Instruction |
Among the lines of this listing, determine how many contain the string "Reports". Answer with the number only.

┌──

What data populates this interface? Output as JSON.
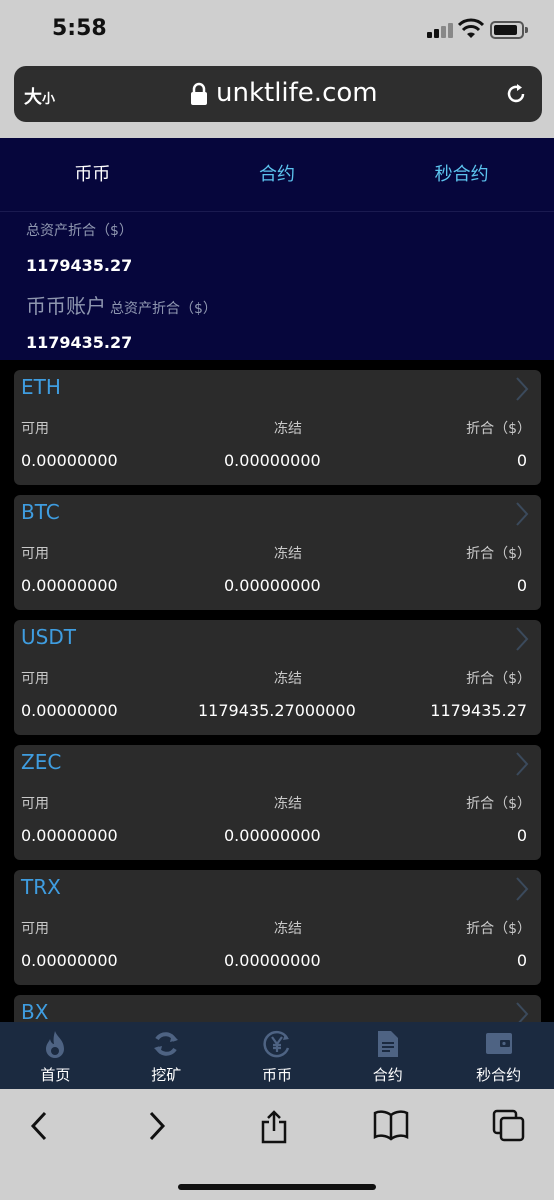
{
  "status": {
    "time": "5:58"
  },
  "browser": {
    "text_size_label": "大",
    "text_size_small": "小",
    "url": "unktlife.com"
  },
  "tabs": [
    {
      "label": "币币",
      "active": true
    },
    {
      "label": "合约",
      "active": false
    },
    {
      "label": "秒合约",
      "active": false
    }
  ],
  "summary": {
    "total_label": "总资产折合（$）",
    "total_value": "1179435.27",
    "account_title": "币币账户",
    "account_sub": "总资产折合（$）",
    "account_value": "1179435.27"
  },
  "columns": {
    "available": "可用",
    "frozen": "冻结",
    "converted": "折合（$）"
  },
  "assets": [
    {
      "coin": "ETH",
      "available": "0.00000000",
      "frozen": "0.00000000",
      "converted": "0"
    },
    {
      "coin": "BTC",
      "available": "0.00000000",
      "frozen": "0.00000000",
      "converted": "0"
    },
    {
      "coin": "USDT",
      "available": "0.00000000",
      "frozen": "1179435.27000000",
      "converted": "1179435.27"
    },
    {
      "coin": "ZEC",
      "available": "0.00000000",
      "frozen": "0.00000000",
      "converted": "0"
    },
    {
      "coin": "TRX",
      "available": "0.00000000",
      "frozen": "0.00000000",
      "converted": "0"
    },
    {
      "coin": "BX",
      "available": "",
      "frozen": "",
      "converted": ""
    }
  ],
  "bottom_nav": [
    {
      "label": "首页",
      "icon": "flame-icon"
    },
    {
      "label": "挖矿",
      "icon": "refresh-icon"
    },
    {
      "label": "币币",
      "icon": "yen-coin-icon"
    },
    {
      "label": "合约",
      "icon": "document-icon"
    },
    {
      "label": "秒合约",
      "icon": "wallet-icon"
    }
  ],
  "colors": {
    "header_bg": "#06063c",
    "tab_active": "#ffffff",
    "tab_inactive": "#5cc3ee",
    "coin": "#3f9de0",
    "card_bg": "#2b2b2b",
    "nav_bg": "#1b2a40"
  }
}
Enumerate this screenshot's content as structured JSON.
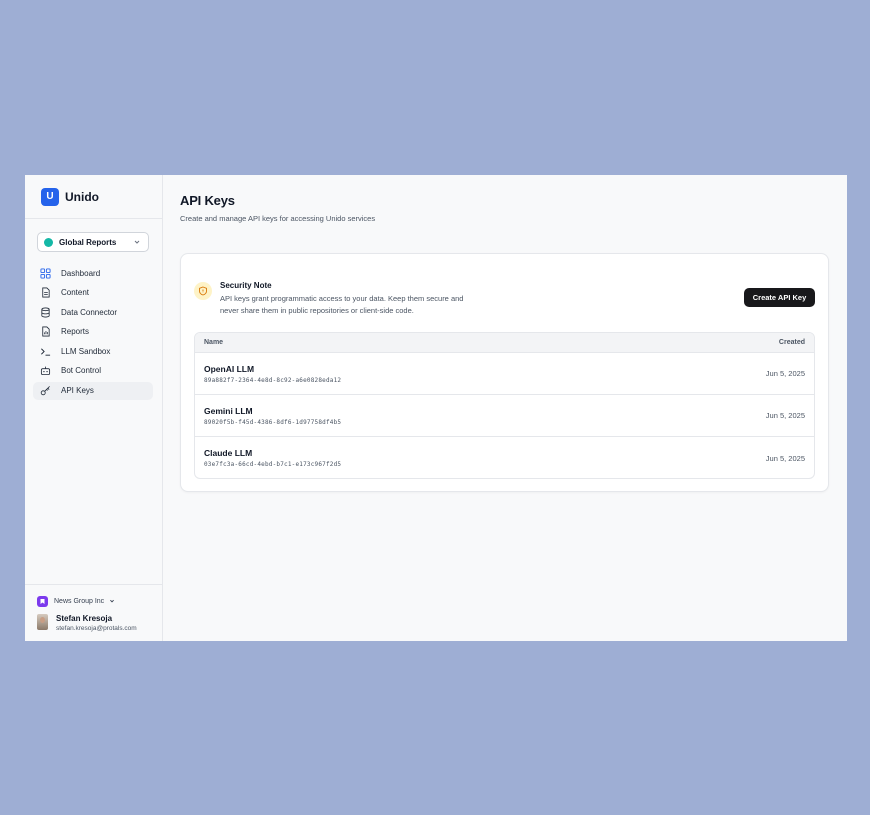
{
  "brand": {
    "logo_letter": "U",
    "name": "Unido",
    "accent": "#2563eb"
  },
  "workspace": {
    "label": "Global Reports",
    "dot_color": "#14b8a6"
  },
  "sidebar": {
    "items": [
      {
        "label": "Dashboard",
        "icon": "dashboard-icon",
        "active": false
      },
      {
        "label": "Content",
        "icon": "document-icon",
        "active": false
      },
      {
        "label": "Data Connector",
        "icon": "database-icon",
        "active": false
      },
      {
        "label": "Reports",
        "icon": "report-icon",
        "active": false
      },
      {
        "label": "LLM Sandbox",
        "icon": "terminal-icon",
        "active": false
      },
      {
        "label": "Bot Control",
        "icon": "bot-icon",
        "active": false
      },
      {
        "label": "API Keys",
        "icon": "key-icon",
        "active": true
      }
    ]
  },
  "footer": {
    "org": "News Group Inc",
    "user": {
      "name": "Stefan Kresoja",
      "email": "stefan.kresoja@protals.com"
    }
  },
  "main": {
    "title": "API Keys",
    "subtitle": "Create and manage API keys for accessing Unido services",
    "note": {
      "title": "Security Note",
      "body": "API keys grant programmatic access to your data. Keep them secure and never share them in public repositories or client-side code."
    },
    "create_button": "Create API Key",
    "table": {
      "headers": {
        "name": "Name",
        "created": "Created"
      },
      "rows": [
        {
          "name": "OpenAI LLM",
          "id": "89a882f7-2364-4e8d-8c92-a6e0828eda12",
          "created": "Jun 5, 2025"
        },
        {
          "name": "Gemini LLM",
          "id": "89020f5b-f45d-4386-8df6-1d97758df4b5",
          "created": "Jun 5, 2025"
        },
        {
          "name": "Claude LLM",
          "id": "03e7fc3a-66cd-4ebd-b7c1-e173c967f2d5",
          "created": "Jun 5, 2025"
        }
      ]
    }
  }
}
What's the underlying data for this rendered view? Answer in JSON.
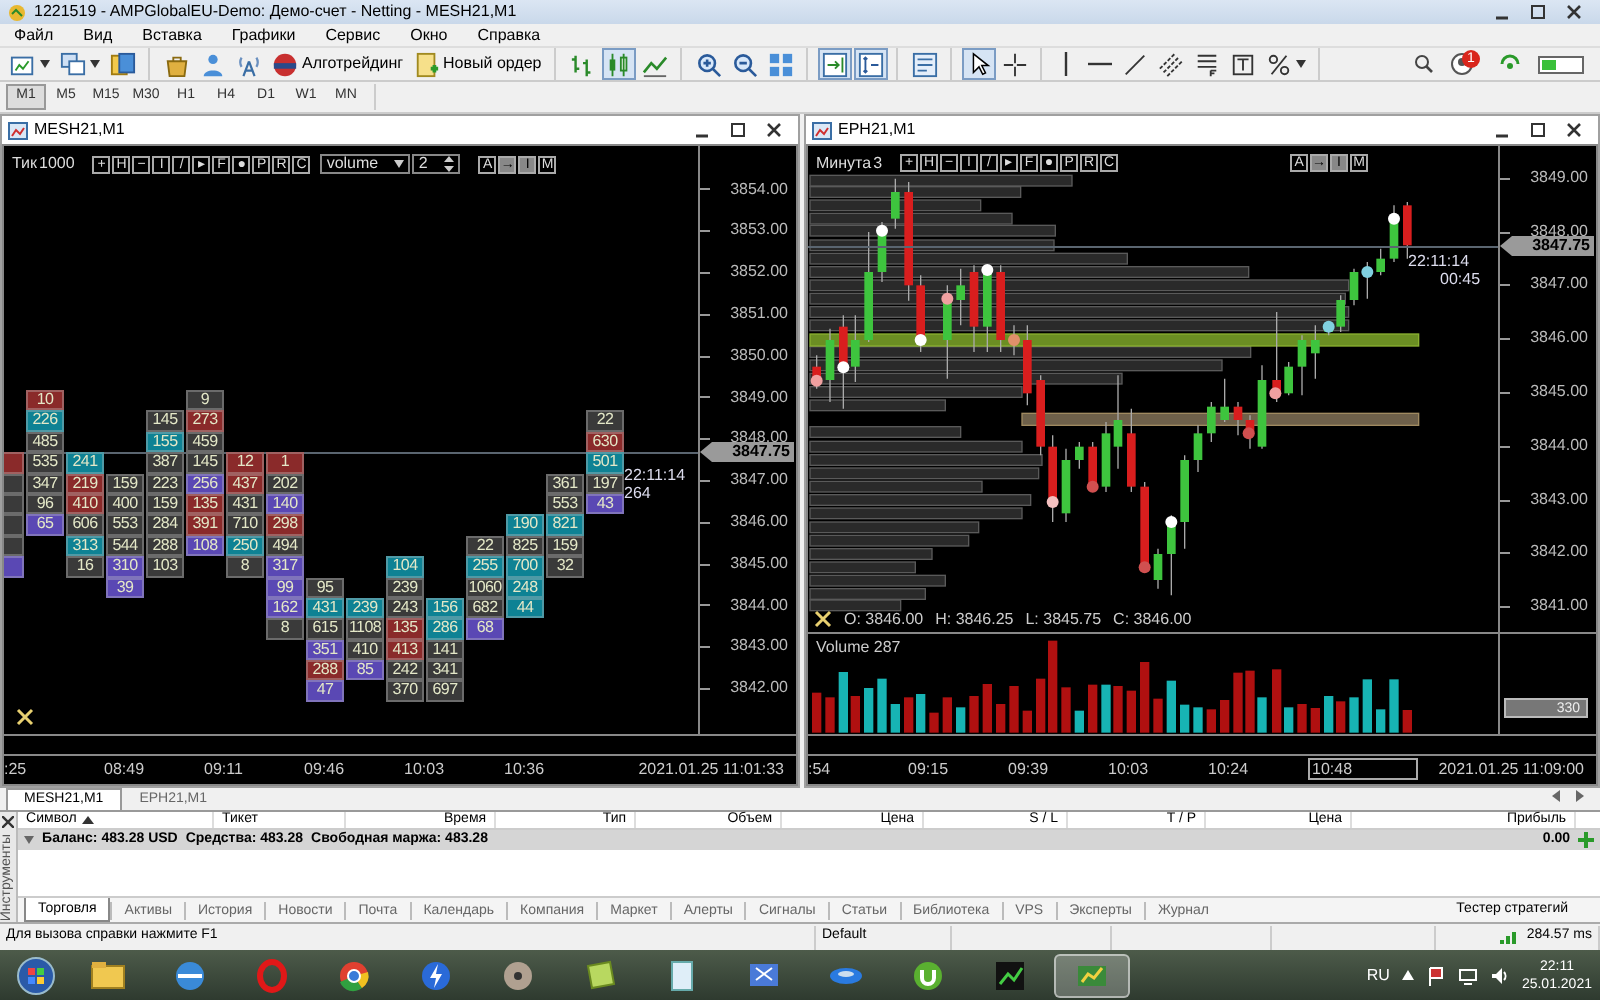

└──

Full answer |
2